=== Records supplied ===

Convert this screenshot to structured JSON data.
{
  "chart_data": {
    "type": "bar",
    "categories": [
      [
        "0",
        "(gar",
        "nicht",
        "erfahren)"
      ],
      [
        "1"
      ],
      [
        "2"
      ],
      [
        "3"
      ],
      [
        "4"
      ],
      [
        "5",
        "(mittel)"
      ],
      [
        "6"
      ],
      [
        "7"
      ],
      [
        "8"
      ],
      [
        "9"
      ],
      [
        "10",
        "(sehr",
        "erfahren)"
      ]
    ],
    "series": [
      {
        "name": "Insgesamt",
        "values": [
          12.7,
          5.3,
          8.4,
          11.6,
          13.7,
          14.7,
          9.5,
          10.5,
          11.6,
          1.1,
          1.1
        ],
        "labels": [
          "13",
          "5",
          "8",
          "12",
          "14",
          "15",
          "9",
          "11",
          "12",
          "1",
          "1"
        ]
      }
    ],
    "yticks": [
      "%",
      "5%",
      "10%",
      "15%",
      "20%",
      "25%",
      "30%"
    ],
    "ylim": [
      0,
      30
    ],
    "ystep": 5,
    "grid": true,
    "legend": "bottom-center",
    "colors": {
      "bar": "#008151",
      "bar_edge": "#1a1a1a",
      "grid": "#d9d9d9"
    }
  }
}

===
=== Records supplied ===

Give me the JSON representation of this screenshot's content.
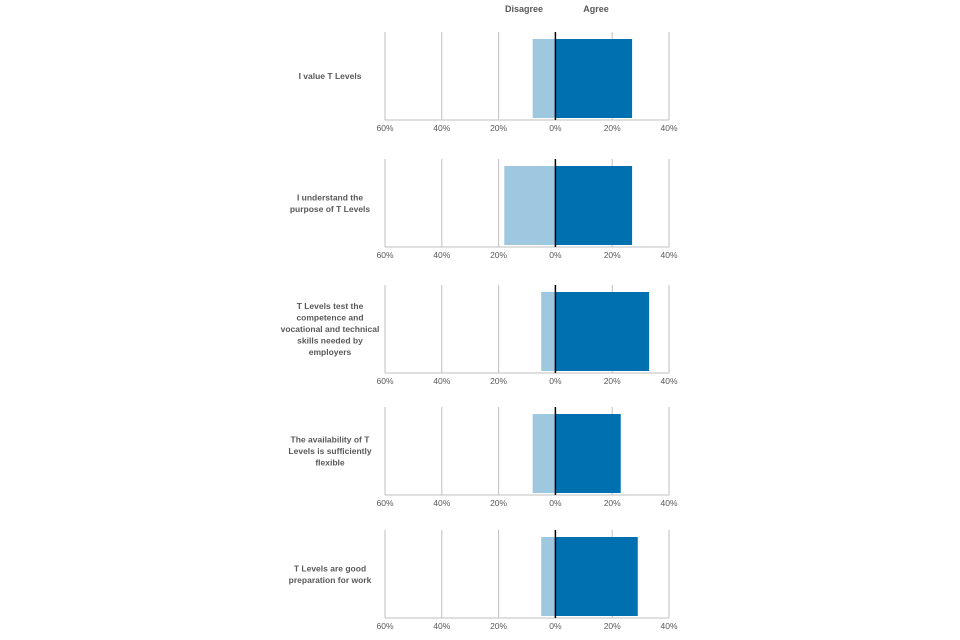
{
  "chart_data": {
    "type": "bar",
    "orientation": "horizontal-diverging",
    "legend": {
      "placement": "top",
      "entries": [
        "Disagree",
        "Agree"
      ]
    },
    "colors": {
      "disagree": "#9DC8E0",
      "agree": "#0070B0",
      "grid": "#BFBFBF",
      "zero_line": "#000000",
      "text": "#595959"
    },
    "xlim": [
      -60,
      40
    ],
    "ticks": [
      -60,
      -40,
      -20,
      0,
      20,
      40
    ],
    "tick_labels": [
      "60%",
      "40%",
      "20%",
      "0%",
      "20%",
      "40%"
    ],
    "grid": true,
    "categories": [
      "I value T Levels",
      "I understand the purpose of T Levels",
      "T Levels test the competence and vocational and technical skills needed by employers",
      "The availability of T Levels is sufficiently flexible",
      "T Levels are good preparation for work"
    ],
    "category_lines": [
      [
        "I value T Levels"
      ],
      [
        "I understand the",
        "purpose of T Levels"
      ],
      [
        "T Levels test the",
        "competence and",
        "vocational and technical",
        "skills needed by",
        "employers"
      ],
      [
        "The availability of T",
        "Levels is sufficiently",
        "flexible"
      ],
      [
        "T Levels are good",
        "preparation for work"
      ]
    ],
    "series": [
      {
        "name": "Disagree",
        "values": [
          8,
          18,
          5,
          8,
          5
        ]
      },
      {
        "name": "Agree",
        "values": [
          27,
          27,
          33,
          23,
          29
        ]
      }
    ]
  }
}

===

| Your goal |
Identify each line containing the string "Levels" and copy it out.

| Task answer |
      "I value T Levels",
      "I understand the purpose of T Levels",
      "T Levels test the competence and vocational and technical skills needed by employers",
      "The availability of T Levels is sufficiently flexible",
      "T Levels are good preparation for work"
        "I value T Levels"
        "purpose of T Levels"
        "T Levels test the",
        "Levels is sufficiently",
        "T Levels are good",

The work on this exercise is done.